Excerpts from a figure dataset

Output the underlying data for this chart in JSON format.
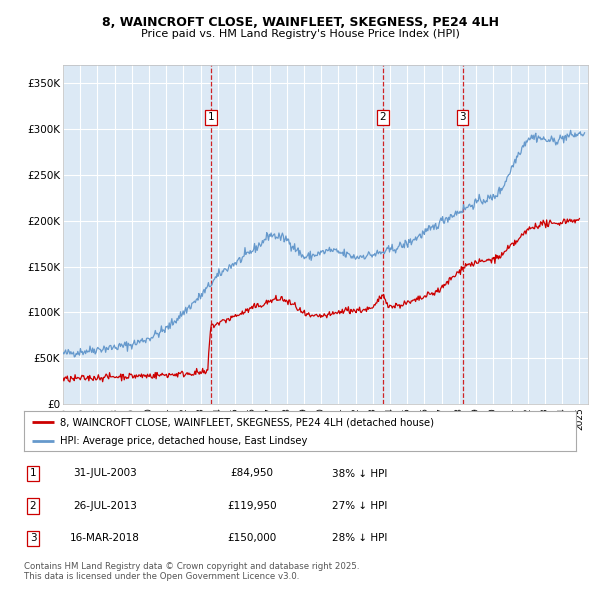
{
  "title1": "8, WAINCROFT CLOSE, WAINFLEET, SKEGNESS, PE24 4LH",
  "title2": "Price paid vs. HM Land Registry's House Price Index (HPI)",
  "bg_color": "#dce9f5",
  "grid_color": "#ffffff",
  "sale1": {
    "date_num": 2003.58,
    "price": 84950,
    "label": "1"
  },
  "sale2": {
    "date_num": 2013.57,
    "price": 119950,
    "label": "2"
  },
  "sale3": {
    "date_num": 2018.21,
    "price": 150000,
    "label": "3"
  },
  "legend_line1": "8, WAINCROFT CLOSE, WAINFLEET, SKEGNESS, PE24 4LH (detached house)",
  "legend_line2": "HPI: Average price, detached house, East Lindsey",
  "table": [
    [
      "1",
      "31-JUL-2003",
      "£84,950",
      "38% ↓ HPI"
    ],
    [
      "2",
      "26-JUL-2013",
      "£119,950",
      "27% ↓ HPI"
    ],
    [
      "3",
      "16-MAR-2018",
      "£150,000",
      "28% ↓ HPI"
    ]
  ],
  "footer": "Contains HM Land Registry data © Crown copyright and database right 2025.\nThis data is licensed under the Open Government Licence v3.0.",
  "red_color": "#cc0000",
  "blue_color": "#6699cc",
  "xmin": 1995.0,
  "xmax": 2025.5,
  "ymin": 0,
  "ymax": 370000,
  "yticks": [
    0,
    50000,
    100000,
    150000,
    200000,
    250000,
    300000,
    350000
  ],
  "ylabels": [
    "£0",
    "£50K",
    "£100K",
    "£150K",
    "£200K",
    "£250K",
    "£300K",
    "£350K"
  ]
}
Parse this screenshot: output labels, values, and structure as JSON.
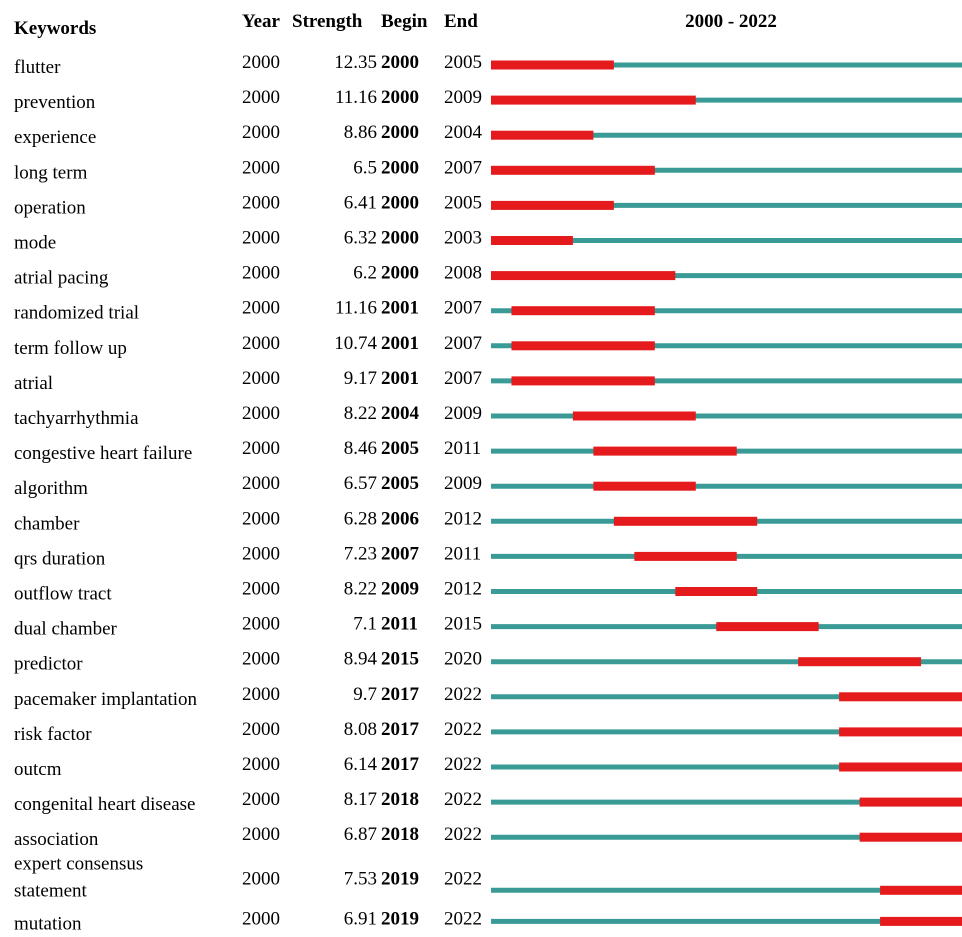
{
  "chart_data": {
    "type": "burst-timeline",
    "headers": {
      "keywords": "Keywords",
      "year": "Year",
      "strength": "Strength",
      "begin": "Begin",
      "end": "End",
      "range": "2000 - 2022"
    },
    "year_range": [
      2000,
      2022
    ],
    "colors": {
      "burst": "#e41a1c",
      "baseline": "#3a9a96"
    },
    "rows": [
      {
        "keyword": "flutter",
        "year": 2000,
        "strength": "12.35",
        "begin": 2000,
        "end": 2005
      },
      {
        "keyword": "prevention",
        "year": 2000,
        "strength": "11.16",
        "begin": 2000,
        "end": 2009
      },
      {
        "keyword": "experience",
        "year": 2000,
        "strength": "8.86",
        "begin": 2000,
        "end": 2004
      },
      {
        "keyword": "long term",
        "year": 2000,
        "strength": "6.5",
        "begin": 2000,
        "end": 2007
      },
      {
        "keyword": "operation",
        "year": 2000,
        "strength": "6.41",
        "begin": 2000,
        "end": 2005
      },
      {
        "keyword": "mode",
        "year": 2000,
        "strength": "6.32",
        "begin": 2000,
        "end": 2003
      },
      {
        "keyword": "atrial pacing",
        "year": 2000,
        "strength": "6.2",
        "begin": 2000,
        "end": 2008
      },
      {
        "keyword": "randomized trial",
        "year": 2000,
        "strength": "11.16",
        "begin": 2001,
        "end": 2007
      },
      {
        "keyword": "term follow up",
        "year": 2000,
        "strength": "10.74",
        "begin": 2001,
        "end": 2007
      },
      {
        "keyword": "atrial",
        "year": 2000,
        "strength": "9.17",
        "begin": 2001,
        "end": 2007
      },
      {
        "keyword": "tachyarrhythmia",
        "year": 2000,
        "strength": "8.22",
        "begin": 2004,
        "end": 2009
      },
      {
        "keyword": "congestive heart failure",
        "year": 2000,
        "strength": "8.46",
        "begin": 2005,
        "end": 2011
      },
      {
        "keyword": "algorithm",
        "year": 2000,
        "strength": "6.57",
        "begin": 2005,
        "end": 2009
      },
      {
        "keyword": "chamber",
        "year": 2000,
        "strength": "6.28",
        "begin": 2006,
        "end": 2012
      },
      {
        "keyword": "qrs duration",
        "year": 2000,
        "strength": "7.23",
        "begin": 2007,
        "end": 2011
      },
      {
        "keyword": "outflow tract",
        "year": 2000,
        "strength": "8.22",
        "begin": 2009,
        "end": 2012
      },
      {
        "keyword": "dual chamber",
        "year": 2000,
        "strength": "7.1",
        "begin": 2011,
        "end": 2015
      },
      {
        "keyword": "predictor",
        "year": 2000,
        "strength": "8.94",
        "begin": 2015,
        "end": 2020
      },
      {
        "keyword": "pacemaker implantation",
        "year": 2000,
        "strength": "9.7",
        "begin": 2017,
        "end": 2022
      },
      {
        "keyword": "risk factor",
        "year": 2000,
        "strength": "8.08",
        "begin": 2017,
        "end": 2022
      },
      {
        "keyword": "outcm",
        "year": 2000,
        "strength": "6.14",
        "begin": 2017,
        "end": 2022
      },
      {
        "keyword": "congenital heart disease",
        "year": 2000,
        "strength": "8.17",
        "begin": 2018,
        "end": 2022
      },
      {
        "keyword": "association",
        "year": 2000,
        "strength": "6.87",
        "begin": 2018,
        "end": 2022
      },
      {
        "keyword": [
          "expert consensus",
          "statement"
        ],
        "year": 2000,
        "strength": "7.53",
        "begin": 2019,
        "end": 2022
      },
      {
        "keyword": "mutation",
        "year": 2000,
        "strength": "6.91",
        "begin": 2019,
        "end": 2022
      }
    ]
  }
}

__TASK PROMPT__:
Quote in full the listing given above; the images are to be left out.

__ANSWER TO THIS TASK__:
Output the underlying data for this chart in JSON format.
{
  "title1": "8, WAINCROFT CLOSE, WAINFLEET, SKEGNESS, PE24 4LH",
  "title2": "Price paid vs. HM Land Registry's House Price Index (HPI)",
  "bg_color": "#dce9f5",
  "grid_color": "#ffffff",
  "sale1": {
    "date_num": 2003.58,
    "price": 84950,
    "label": "1"
  },
  "sale2": {
    "date_num": 2013.57,
    "price": 119950,
    "label": "2"
  },
  "sale3": {
    "date_num": 2018.21,
    "price": 150000,
    "label": "3"
  },
  "legend_line1": "8, WAINCROFT CLOSE, WAINFLEET, SKEGNESS, PE24 4LH (detached house)",
  "legend_line2": "HPI: Average price, detached house, East Lindsey",
  "table": [
    [
      "1",
      "31-JUL-2003",
      "£84,950",
      "38% ↓ HPI"
    ],
    [
      "2",
      "26-JUL-2013",
      "£119,950",
      "27% ↓ HPI"
    ],
    [
      "3",
      "16-MAR-2018",
      "£150,000",
      "28% ↓ HPI"
    ]
  ],
  "footer": "Contains HM Land Registry data © Crown copyright and database right 2025.\nThis data is licensed under the Open Government Licence v3.0.",
  "red_color": "#cc0000",
  "blue_color": "#6699cc",
  "xmin": 1995.0,
  "xmax": 2025.5,
  "ymin": 0,
  "ymax": 370000,
  "yticks": [
    0,
    50000,
    100000,
    150000,
    200000,
    250000,
    300000,
    350000
  ],
  "ylabels": [
    "£0",
    "£50K",
    "£100K",
    "£150K",
    "£200K",
    "£250K",
    "£300K",
    "£350K"
  ]
}
Parse this screenshot: output labels, values, and structure as JSON.
{
  "chart_data": {
    "type": "burst-timeline",
    "headers": {
      "keywords": "Keywords",
      "year": "Year",
      "strength": "Strength",
      "begin": "Begin",
      "end": "End",
      "range": "2000 - 2022"
    },
    "year_range": [
      2000,
      2022
    ],
    "colors": {
      "burst": "#e41a1c",
      "baseline": "#3a9a96"
    },
    "rows": [
      {
        "keyword": "flutter",
        "year": 2000,
        "strength": "12.35",
        "begin": 2000,
        "end": 2005
      },
      {
        "keyword": "prevention",
        "year": 2000,
        "strength": "11.16",
        "begin": 2000,
        "end": 2009
      },
      {
        "keyword": "experience",
        "year": 2000,
        "strength": "8.86",
        "begin": 2000,
        "end": 2004
      },
      {
        "keyword": "long term",
        "year": 2000,
        "strength": "6.5",
        "begin": 2000,
        "end": 2007
      },
      {
        "keyword": "operation",
        "year": 2000,
        "strength": "6.41",
        "begin": 2000,
        "end": 2005
      },
      {
        "keyword": "mode",
        "year": 2000,
        "strength": "6.32",
        "begin": 2000,
        "end": 2003
      },
      {
        "keyword": "atrial pacing",
        "year": 2000,
        "strength": "6.2",
        "begin": 2000,
        "end": 2008
      },
      {
        "keyword": "randomized trial",
        "year": 2000,
        "strength": "11.16",
        "begin": 2001,
        "end": 2007
      },
      {
        "keyword": "term follow up",
        "year": 2000,
        "strength": "10.74",
        "begin": 2001,
        "end": 2007
      },
      {
        "keyword": "atrial",
        "year": 2000,
        "strength": "9.17",
        "begin": 2001,
        "end": 2007
      },
      {
        "keyword": "tachyarrhythmia",
        "year": 2000,
        "strength": "8.22",
        "begin": 2004,
        "end": 2009
      },
      {
        "keyword": "congestive heart failure",
        "year": 2000,
        "strength": "8.46",
        "begin": 2005,
        "end": 2011
      },
      {
        "keyword": "algorithm",
        "year": 2000,
        "strength": "6.57",
        "begin": 2005,
        "end": 2009
      },
      {
        "keyword": "chamber",
        "year": 2000,
        "strength": "6.28",
        "begin": 2006,
        "end": 2012
      },
      {
        "keyword": "qrs duration",
        "year": 2000,
        "strength": "7.23",
        "begin": 2007,
        "end": 2011
      },
      {
        "keyword": "outflow tract",
        "year": 2000,
        "strength": "8.22",
        "begin": 2009,
        "end": 2012
      },
      {
        "keyword": "dual chamber",
        "year": 2000,
        "strength": "7.1",
        "begin": 2011,
        "end": 2015
      },
      {
        "keyword": "predictor",
        "year": 2000,
        "strength": "8.94",
        "begin": 2015,
        "end": 2020
      },
      {
        "keyword": "pacemaker implantation",
        "year": 2000,
        "strength": "9.7",
        "begin": 2017,
        "end": 2022
      },
      {
        "keyword": "risk factor",
        "year": 2000,
        "strength": "8.08",
        "begin": 2017,
        "end": 2022
      },
      {
        "keyword": "outcm",
        "year": 2000,
        "strength": "6.14",
        "begin": 2017,
        "end": 2022
      },
      {
        "keyword": "congenital heart disease",
        "year": 2000,
        "strength": "8.17",
        "begin": 2018,
        "end": 2022
      },
      {
        "keyword": "association",
        "year": 2000,
        "strength": "6.87",
        "begin": 2018,
        "end": 2022
      },
      {
        "keyword": [
          "expert consensus",
          "statement"
        ],
        "year": 2000,
        "strength": "7.53",
        "begin": 2019,
        "end": 2022
      },
      {
        "keyword": "mutation",
        "year": 2000,
        "strength": "6.91",
        "begin": 2019,
        "end": 2022
      }
    ]
  }
}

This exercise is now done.